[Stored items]
- - - - - - -

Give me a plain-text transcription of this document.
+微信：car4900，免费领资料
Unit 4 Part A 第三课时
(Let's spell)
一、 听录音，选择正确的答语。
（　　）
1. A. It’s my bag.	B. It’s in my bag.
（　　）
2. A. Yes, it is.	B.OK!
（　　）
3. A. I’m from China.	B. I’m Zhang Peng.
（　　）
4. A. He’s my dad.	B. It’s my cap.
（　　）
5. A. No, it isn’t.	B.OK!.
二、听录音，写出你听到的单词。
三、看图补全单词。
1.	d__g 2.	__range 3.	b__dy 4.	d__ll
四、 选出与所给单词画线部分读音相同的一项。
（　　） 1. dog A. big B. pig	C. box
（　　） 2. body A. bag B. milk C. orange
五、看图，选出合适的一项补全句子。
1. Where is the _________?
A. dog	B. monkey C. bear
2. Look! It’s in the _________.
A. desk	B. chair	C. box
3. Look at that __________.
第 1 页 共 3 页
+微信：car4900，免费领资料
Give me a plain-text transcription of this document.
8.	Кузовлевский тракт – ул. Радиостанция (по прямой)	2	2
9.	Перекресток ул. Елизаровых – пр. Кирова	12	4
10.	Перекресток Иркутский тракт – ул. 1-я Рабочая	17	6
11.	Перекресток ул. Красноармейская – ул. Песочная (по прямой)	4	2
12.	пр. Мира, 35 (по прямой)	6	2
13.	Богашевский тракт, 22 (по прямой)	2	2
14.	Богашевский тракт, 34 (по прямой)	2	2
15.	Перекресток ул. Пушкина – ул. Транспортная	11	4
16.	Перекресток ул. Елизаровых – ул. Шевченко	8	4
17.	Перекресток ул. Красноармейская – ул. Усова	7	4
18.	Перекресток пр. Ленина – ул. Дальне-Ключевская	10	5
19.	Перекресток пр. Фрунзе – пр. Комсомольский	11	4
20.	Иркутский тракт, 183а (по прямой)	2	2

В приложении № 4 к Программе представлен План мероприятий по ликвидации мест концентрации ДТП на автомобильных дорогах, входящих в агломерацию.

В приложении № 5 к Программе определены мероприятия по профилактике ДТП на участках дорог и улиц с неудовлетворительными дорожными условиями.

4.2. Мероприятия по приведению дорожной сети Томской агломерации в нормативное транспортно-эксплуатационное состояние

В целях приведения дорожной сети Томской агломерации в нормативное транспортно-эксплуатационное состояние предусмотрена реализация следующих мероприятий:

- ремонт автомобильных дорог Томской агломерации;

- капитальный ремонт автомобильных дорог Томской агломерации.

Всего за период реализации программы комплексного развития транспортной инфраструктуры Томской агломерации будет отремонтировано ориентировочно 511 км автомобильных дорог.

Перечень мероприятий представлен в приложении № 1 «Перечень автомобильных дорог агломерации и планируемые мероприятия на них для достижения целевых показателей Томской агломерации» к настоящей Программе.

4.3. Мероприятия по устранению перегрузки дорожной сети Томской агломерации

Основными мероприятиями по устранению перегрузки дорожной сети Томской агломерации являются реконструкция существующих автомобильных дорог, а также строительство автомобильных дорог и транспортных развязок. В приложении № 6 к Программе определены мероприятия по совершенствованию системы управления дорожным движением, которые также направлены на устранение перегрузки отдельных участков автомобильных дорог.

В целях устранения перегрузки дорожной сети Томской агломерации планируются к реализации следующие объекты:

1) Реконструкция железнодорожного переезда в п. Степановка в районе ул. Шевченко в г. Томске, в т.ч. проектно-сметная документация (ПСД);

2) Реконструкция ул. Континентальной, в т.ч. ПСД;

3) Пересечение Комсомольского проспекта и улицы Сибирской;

- - - - - - -

▸ Task to carry out:
Reproduce every line of the listing above in which the string "нормативное" appears.

▸ Exercise solution:
4.2. Мероприятия по приведению дорожной сети Томской агломерации в нормативное транспортно-эксплуатационное состояние
В целях приведения дорожной сети Томской агломерации в нормативное транспортно-эксплуатационное состояние предусмотрена реализация следующих мероприятий:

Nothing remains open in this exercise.